DIRECTIONS
For each line below that contains the string "stacked", copy that line.

═════ RECORDED DATA ═════

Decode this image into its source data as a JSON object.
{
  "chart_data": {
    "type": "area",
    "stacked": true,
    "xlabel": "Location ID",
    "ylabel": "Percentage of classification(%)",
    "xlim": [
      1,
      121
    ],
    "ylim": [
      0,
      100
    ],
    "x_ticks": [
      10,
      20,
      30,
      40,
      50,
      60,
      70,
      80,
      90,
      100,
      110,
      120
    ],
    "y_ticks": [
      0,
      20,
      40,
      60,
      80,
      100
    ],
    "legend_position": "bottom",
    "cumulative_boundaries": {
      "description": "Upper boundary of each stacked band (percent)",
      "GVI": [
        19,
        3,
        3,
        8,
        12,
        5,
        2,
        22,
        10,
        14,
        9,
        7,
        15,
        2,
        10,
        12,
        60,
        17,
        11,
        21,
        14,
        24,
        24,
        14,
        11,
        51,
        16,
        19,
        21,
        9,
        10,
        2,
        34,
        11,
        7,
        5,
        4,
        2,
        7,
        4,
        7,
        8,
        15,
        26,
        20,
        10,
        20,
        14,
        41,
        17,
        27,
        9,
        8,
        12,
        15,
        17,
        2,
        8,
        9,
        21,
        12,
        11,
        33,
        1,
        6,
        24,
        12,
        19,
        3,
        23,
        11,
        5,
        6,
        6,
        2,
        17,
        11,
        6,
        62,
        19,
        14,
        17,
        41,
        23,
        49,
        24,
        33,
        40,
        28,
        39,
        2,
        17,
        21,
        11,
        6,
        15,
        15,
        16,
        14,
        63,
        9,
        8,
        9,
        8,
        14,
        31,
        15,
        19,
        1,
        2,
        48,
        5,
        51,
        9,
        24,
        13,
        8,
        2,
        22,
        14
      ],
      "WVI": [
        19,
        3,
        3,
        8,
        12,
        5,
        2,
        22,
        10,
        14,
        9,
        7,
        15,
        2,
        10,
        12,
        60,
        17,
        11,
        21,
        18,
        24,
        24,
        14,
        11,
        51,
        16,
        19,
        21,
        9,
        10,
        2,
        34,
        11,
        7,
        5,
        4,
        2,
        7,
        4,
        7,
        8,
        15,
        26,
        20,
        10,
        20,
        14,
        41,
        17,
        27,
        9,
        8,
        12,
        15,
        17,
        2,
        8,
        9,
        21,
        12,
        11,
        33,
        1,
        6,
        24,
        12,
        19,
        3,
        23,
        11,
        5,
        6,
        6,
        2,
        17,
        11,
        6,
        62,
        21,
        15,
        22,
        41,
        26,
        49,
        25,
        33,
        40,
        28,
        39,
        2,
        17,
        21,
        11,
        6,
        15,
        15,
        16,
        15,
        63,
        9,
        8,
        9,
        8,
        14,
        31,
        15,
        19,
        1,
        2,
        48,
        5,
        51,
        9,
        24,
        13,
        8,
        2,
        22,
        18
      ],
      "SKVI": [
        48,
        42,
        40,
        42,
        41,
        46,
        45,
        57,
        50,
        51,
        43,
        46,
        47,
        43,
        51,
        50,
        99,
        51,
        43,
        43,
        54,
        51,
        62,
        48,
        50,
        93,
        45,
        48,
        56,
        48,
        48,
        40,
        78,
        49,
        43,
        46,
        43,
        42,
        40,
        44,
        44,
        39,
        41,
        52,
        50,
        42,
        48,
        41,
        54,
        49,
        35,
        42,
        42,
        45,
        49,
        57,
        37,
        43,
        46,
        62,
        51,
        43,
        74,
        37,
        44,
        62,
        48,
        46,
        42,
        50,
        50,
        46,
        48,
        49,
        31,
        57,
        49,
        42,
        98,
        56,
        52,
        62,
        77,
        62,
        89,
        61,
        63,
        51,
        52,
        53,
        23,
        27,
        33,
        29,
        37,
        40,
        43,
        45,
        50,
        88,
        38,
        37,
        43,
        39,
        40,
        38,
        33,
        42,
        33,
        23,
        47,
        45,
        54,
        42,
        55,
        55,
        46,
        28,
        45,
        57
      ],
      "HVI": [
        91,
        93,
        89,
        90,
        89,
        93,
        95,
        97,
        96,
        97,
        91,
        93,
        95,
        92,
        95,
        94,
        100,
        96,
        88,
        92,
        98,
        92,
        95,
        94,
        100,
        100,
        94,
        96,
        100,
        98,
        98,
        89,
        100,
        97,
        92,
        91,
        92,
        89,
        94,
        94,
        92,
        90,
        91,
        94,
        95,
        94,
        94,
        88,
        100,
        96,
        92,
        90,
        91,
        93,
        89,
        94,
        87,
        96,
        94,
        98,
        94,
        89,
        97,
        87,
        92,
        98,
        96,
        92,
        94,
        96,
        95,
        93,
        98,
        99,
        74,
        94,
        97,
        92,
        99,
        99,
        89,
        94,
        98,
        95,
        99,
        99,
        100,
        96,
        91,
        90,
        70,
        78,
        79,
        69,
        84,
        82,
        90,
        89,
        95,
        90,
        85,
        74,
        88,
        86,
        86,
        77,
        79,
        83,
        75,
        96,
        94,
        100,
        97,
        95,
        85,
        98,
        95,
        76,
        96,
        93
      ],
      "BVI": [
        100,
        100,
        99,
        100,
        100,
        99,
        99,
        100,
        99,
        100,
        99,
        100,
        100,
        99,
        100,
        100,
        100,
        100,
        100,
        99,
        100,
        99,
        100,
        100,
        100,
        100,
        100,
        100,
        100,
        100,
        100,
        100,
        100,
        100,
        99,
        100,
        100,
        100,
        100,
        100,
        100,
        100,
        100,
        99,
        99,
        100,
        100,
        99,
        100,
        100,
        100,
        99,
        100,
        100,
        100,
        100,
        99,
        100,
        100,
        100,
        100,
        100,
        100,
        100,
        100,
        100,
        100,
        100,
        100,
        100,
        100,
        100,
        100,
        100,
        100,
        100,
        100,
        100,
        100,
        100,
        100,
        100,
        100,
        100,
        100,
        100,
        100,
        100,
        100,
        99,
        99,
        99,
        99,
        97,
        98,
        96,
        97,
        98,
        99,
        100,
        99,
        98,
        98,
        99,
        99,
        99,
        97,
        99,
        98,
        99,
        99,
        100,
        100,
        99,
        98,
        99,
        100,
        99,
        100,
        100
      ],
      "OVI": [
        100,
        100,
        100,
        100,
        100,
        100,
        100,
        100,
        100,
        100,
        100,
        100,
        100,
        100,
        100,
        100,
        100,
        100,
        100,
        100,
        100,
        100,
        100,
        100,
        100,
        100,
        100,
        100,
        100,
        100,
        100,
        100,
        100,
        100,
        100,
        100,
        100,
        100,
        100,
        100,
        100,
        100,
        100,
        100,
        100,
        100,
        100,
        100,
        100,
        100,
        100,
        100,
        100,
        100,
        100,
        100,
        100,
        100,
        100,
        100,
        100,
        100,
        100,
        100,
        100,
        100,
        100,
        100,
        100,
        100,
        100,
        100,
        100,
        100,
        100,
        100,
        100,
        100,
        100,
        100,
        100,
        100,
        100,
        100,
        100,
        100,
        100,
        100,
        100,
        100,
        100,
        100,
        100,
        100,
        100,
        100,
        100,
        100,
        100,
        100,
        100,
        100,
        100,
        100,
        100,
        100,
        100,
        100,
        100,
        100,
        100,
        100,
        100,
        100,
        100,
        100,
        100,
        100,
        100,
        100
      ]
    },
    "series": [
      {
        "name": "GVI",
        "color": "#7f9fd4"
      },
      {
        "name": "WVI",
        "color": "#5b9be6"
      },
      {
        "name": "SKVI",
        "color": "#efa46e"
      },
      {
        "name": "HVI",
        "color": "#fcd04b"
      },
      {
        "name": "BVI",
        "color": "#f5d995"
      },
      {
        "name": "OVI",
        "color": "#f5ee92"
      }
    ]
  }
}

═════

CORRECT OUTPUT
    "stacked": true,
      "description": "Upper boundary of each stacked band (percent)",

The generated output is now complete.